Search the material below for the string "labels" and list each line that holds it.
>> Start
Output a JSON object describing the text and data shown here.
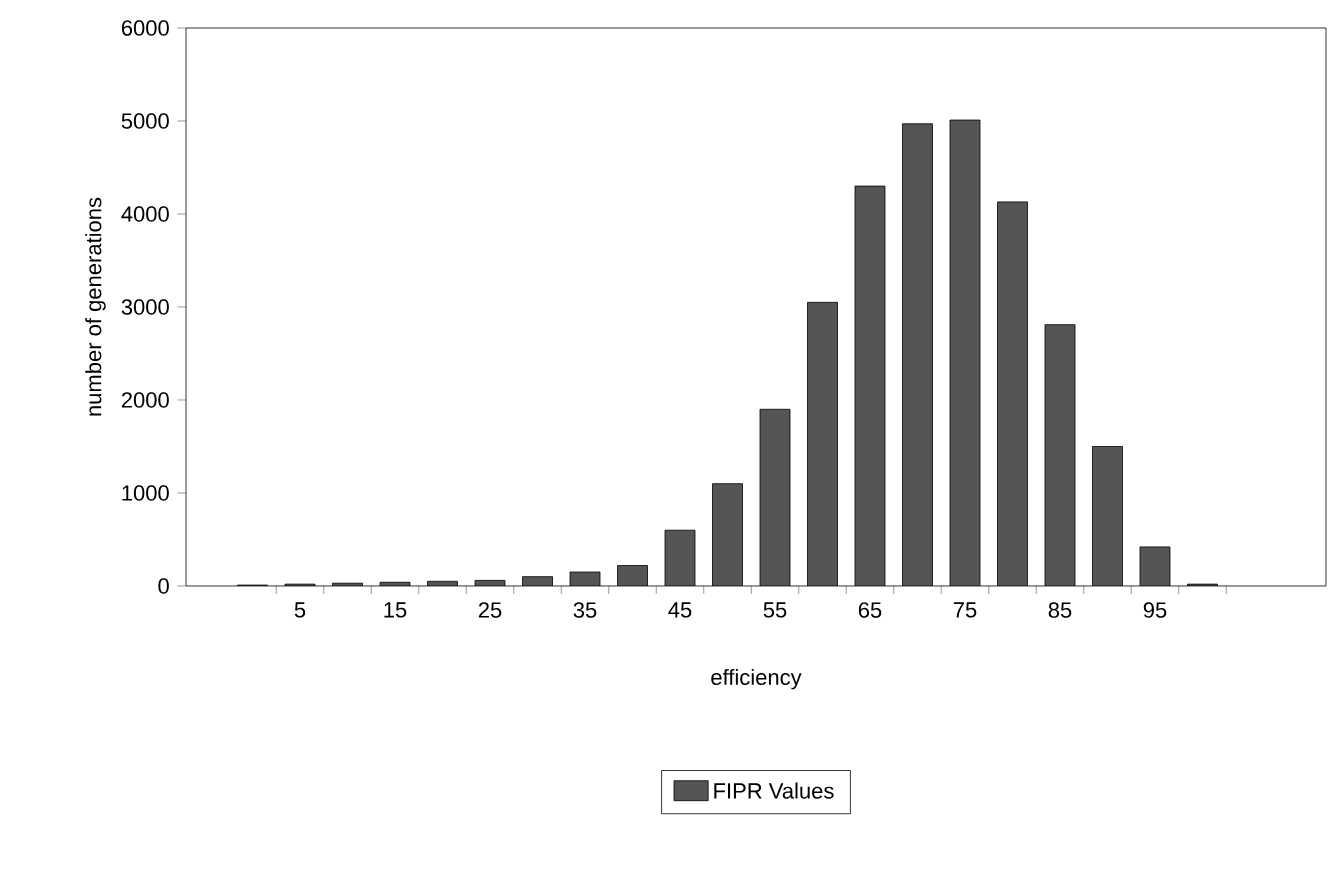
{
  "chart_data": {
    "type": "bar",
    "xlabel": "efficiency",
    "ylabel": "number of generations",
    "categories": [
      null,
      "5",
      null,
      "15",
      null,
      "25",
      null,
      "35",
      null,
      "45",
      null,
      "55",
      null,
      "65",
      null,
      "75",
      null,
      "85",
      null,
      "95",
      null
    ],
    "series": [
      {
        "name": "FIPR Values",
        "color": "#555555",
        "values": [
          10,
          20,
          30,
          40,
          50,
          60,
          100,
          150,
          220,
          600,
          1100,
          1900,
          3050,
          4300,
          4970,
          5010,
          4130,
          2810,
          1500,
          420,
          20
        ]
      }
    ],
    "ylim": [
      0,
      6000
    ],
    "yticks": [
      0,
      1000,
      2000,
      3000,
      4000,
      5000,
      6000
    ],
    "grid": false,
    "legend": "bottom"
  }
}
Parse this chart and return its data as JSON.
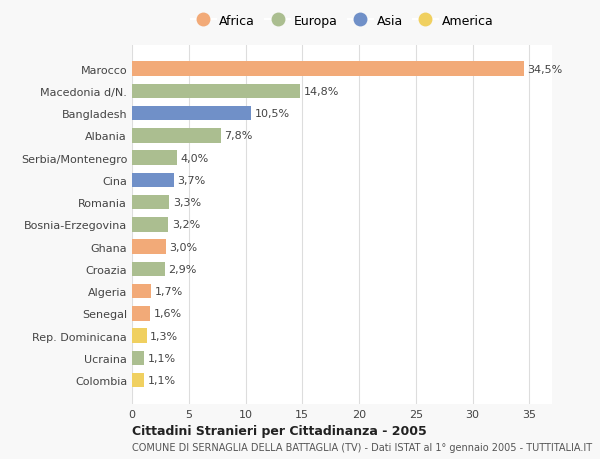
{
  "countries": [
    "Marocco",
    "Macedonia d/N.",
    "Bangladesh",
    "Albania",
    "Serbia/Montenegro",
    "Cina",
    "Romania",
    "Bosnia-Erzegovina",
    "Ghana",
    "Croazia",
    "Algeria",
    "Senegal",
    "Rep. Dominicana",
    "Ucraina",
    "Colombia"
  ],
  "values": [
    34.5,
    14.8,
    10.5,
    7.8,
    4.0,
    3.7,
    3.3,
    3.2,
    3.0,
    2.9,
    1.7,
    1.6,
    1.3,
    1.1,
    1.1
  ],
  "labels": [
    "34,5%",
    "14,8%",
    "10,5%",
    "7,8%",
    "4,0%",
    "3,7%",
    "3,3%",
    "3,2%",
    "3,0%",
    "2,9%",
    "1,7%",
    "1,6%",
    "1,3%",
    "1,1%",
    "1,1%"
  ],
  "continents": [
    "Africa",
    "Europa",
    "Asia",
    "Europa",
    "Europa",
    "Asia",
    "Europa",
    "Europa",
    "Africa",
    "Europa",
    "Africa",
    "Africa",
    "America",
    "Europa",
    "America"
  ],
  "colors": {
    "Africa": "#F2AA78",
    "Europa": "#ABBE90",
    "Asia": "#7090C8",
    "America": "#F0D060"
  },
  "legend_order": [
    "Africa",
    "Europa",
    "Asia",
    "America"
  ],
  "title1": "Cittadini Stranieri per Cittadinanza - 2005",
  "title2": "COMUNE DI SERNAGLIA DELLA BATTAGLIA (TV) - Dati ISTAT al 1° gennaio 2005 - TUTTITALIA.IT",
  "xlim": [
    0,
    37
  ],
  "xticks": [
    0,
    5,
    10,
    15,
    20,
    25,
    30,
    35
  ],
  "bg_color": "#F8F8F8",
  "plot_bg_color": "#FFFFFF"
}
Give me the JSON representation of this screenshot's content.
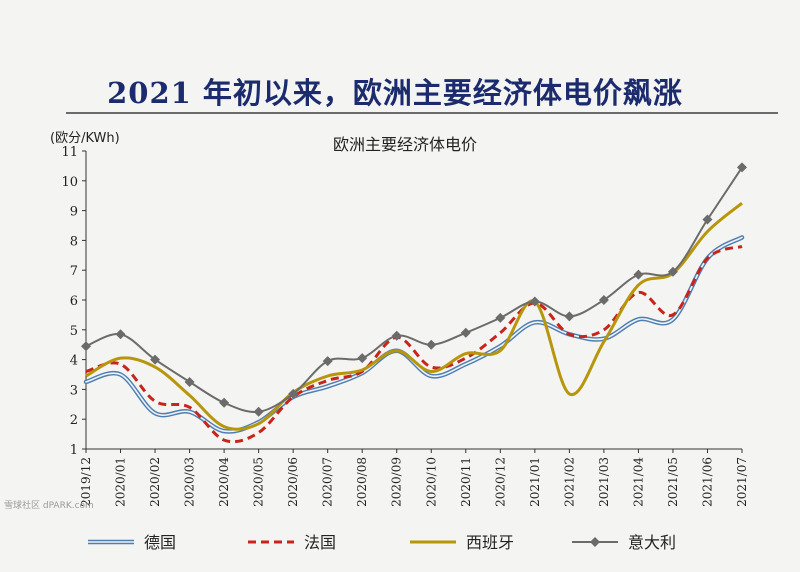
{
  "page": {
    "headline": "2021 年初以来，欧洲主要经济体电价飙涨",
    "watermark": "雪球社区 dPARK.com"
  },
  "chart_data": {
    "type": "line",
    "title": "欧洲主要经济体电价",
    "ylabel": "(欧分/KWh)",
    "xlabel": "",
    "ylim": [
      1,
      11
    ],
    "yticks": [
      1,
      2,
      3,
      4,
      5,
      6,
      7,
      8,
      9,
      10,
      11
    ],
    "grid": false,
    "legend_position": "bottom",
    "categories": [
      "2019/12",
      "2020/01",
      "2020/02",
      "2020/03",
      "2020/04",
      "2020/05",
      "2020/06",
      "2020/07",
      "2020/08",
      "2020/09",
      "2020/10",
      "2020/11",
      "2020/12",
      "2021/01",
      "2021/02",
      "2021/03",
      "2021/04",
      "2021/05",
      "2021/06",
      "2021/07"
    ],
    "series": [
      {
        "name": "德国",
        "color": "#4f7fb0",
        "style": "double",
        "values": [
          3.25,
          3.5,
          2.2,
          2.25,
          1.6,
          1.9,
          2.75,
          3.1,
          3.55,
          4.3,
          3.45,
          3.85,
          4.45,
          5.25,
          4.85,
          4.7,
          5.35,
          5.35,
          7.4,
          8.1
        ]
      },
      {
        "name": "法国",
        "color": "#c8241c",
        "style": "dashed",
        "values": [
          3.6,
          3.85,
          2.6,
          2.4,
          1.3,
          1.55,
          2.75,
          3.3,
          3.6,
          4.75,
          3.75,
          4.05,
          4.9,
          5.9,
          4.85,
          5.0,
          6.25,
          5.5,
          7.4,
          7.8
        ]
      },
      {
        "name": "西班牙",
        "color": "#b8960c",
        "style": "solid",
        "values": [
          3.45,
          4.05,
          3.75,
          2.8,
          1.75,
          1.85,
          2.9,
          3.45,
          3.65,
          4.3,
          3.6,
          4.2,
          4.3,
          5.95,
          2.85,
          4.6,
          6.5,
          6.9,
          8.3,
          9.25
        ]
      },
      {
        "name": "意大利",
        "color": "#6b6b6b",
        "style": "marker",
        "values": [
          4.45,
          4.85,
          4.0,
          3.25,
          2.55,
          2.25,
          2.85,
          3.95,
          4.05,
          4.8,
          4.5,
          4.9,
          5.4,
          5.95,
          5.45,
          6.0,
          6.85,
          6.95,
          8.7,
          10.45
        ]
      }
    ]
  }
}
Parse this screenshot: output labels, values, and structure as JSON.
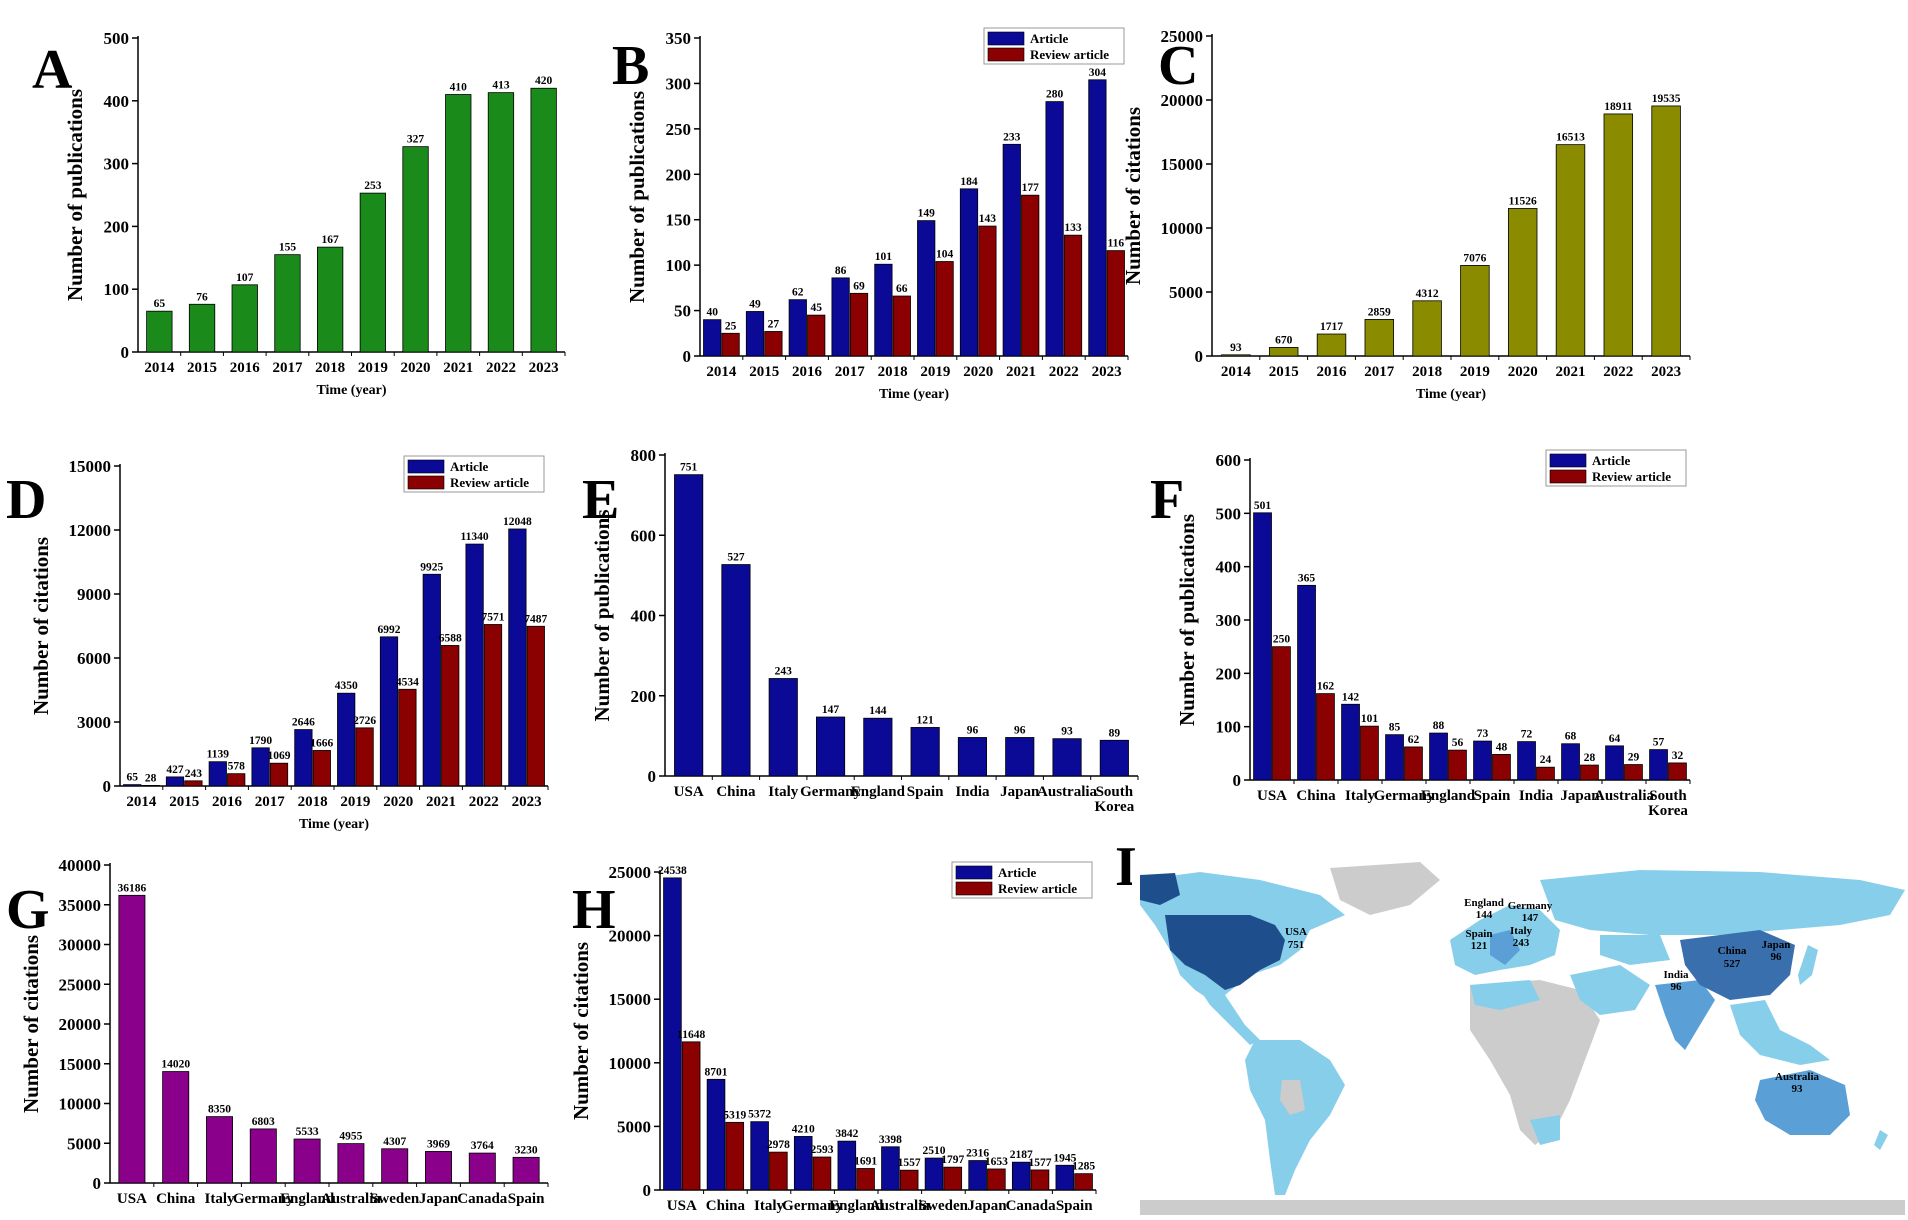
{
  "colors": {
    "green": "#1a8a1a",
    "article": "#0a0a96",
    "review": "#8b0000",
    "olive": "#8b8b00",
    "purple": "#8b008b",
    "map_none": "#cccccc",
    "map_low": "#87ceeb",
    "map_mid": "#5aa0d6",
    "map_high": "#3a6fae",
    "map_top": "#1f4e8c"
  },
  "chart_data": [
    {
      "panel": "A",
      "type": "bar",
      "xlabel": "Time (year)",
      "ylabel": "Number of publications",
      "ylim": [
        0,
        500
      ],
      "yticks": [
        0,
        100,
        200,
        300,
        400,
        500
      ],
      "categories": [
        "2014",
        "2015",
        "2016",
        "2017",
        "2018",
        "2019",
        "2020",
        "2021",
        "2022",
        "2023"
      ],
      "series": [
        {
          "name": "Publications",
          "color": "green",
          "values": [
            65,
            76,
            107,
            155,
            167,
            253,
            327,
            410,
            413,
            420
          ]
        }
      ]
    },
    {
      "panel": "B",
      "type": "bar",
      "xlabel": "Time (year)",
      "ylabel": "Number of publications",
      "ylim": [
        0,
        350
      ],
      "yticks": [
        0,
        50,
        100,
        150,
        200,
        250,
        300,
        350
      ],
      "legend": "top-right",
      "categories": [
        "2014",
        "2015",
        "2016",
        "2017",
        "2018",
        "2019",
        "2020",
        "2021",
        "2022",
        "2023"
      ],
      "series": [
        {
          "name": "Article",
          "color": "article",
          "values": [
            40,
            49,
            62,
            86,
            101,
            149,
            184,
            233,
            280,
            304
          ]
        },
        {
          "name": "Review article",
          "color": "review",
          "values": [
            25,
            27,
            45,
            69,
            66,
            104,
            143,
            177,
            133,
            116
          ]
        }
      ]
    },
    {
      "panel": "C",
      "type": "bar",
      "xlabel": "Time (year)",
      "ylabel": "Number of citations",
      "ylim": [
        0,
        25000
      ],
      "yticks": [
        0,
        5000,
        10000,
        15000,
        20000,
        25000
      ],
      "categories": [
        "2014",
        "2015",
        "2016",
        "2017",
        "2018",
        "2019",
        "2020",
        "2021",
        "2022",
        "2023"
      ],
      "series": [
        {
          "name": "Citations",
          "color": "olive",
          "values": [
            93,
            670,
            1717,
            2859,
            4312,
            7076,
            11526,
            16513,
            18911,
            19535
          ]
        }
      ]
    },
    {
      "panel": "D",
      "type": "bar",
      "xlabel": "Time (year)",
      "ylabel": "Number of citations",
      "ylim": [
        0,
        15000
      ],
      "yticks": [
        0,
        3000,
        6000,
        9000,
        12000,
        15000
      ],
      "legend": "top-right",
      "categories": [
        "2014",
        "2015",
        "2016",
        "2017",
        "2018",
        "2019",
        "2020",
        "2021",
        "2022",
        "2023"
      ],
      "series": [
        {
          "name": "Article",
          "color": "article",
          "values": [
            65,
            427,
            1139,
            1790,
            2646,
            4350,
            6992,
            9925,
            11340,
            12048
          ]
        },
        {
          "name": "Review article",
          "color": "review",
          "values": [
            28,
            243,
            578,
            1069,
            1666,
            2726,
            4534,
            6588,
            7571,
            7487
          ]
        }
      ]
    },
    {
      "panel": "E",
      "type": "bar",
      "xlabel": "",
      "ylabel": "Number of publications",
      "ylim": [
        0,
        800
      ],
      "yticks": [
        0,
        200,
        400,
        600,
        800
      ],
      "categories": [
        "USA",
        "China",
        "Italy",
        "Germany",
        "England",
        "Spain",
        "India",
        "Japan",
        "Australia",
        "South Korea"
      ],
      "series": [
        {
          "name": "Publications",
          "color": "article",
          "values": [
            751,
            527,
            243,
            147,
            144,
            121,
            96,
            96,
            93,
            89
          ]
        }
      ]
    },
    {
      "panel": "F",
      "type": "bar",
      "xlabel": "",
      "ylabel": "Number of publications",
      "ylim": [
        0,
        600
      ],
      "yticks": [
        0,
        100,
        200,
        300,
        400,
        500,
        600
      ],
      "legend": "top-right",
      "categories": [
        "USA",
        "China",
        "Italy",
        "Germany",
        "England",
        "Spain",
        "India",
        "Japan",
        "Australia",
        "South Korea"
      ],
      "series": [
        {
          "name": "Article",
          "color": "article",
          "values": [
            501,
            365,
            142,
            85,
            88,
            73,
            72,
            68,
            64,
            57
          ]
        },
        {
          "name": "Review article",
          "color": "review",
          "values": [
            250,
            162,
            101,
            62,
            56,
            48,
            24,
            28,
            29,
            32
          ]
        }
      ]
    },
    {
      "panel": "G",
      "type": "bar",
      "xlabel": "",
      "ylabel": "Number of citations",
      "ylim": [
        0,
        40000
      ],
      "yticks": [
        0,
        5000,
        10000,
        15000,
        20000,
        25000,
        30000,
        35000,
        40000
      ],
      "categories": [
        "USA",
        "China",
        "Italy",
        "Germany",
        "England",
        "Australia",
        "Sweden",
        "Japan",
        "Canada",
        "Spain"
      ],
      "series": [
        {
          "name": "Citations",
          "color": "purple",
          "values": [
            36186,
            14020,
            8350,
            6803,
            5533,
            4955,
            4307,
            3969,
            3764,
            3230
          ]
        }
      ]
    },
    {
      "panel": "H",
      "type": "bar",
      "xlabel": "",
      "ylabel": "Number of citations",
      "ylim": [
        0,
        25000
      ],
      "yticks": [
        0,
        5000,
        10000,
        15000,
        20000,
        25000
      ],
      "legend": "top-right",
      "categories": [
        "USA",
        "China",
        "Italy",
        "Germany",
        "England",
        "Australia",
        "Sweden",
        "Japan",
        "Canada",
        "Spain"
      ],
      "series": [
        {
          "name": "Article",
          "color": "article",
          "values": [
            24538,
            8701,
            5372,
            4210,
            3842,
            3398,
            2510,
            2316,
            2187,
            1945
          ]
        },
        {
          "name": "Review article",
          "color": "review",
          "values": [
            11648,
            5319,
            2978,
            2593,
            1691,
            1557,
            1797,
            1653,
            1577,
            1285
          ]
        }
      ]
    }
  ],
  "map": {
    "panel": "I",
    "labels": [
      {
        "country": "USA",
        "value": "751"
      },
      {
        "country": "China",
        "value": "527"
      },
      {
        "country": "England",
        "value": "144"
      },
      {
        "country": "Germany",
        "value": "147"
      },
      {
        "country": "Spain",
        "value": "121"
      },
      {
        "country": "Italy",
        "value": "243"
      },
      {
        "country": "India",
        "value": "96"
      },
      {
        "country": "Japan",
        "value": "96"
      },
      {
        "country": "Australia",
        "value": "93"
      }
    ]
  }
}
>> End
- [Answer below]:
  "labels": [
Parse this screenshot: output labels, values, and structure as JSON.
    "labels": [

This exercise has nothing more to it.